### Requirements
Show only lines that include "good".

________________________

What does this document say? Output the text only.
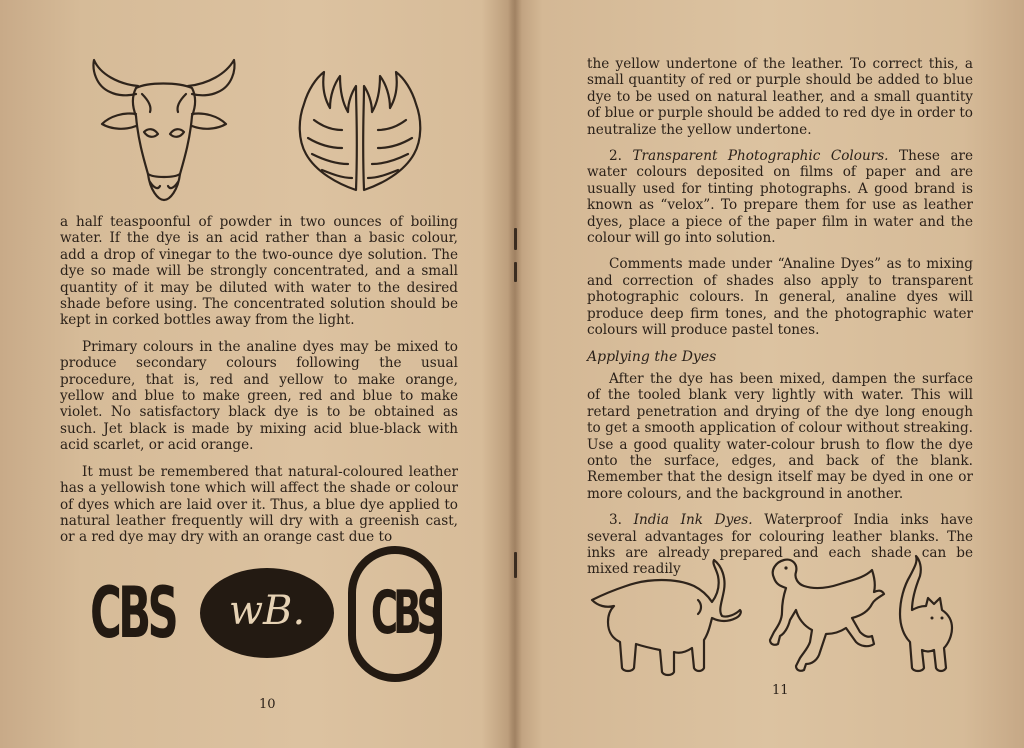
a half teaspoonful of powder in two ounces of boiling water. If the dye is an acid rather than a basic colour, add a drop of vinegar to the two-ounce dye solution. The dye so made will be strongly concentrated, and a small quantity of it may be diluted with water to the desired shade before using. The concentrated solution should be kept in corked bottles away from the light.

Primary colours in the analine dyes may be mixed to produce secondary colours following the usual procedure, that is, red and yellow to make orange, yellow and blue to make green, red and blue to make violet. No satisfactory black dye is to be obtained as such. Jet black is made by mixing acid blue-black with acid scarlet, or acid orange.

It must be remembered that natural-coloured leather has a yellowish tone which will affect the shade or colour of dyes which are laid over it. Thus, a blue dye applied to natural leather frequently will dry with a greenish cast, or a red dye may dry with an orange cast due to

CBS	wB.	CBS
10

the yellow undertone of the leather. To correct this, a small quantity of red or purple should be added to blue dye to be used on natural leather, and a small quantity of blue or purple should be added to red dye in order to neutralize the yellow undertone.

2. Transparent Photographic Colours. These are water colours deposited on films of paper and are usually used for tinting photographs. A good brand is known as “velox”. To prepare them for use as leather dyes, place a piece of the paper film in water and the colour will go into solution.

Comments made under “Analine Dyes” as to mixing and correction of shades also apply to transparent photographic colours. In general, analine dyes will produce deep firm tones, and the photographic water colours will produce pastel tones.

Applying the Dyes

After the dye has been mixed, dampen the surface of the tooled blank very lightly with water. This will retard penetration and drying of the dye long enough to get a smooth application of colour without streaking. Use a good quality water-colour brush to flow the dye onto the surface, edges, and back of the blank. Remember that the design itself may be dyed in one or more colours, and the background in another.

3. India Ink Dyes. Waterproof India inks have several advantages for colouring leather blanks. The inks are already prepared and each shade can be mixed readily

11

________________________

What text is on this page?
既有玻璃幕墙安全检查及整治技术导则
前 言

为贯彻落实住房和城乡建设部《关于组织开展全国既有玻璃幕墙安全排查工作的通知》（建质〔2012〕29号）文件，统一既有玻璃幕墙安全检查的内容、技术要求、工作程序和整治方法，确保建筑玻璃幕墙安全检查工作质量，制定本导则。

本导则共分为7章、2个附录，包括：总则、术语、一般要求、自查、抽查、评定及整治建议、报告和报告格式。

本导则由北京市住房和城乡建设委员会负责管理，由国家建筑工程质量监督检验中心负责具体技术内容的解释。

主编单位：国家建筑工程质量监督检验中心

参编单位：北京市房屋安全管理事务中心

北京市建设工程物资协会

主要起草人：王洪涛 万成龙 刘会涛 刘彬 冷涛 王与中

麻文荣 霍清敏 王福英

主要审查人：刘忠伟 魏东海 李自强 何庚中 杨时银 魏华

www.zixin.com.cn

________________________

### Worked solution
2. Transparent Photographic Colours. These are water colours deposited on films of paper and are usually used for tinting photographs. A good brand is known as “velox”. To prepare them for use as leather dyes, place a piece of the paper film in water and the colour will go into solution.
After the dye has been mixed, dampen the surface of the tooled blank very lightly with water. This will retard penetration and drying of the dye long enough to get a smooth application of colour without streaking. Use a good quality water-colour brush to flow the dye onto the surface, edges, and back of the blank. Remember that the design itself may be dyed in one or more colours, and the background in another.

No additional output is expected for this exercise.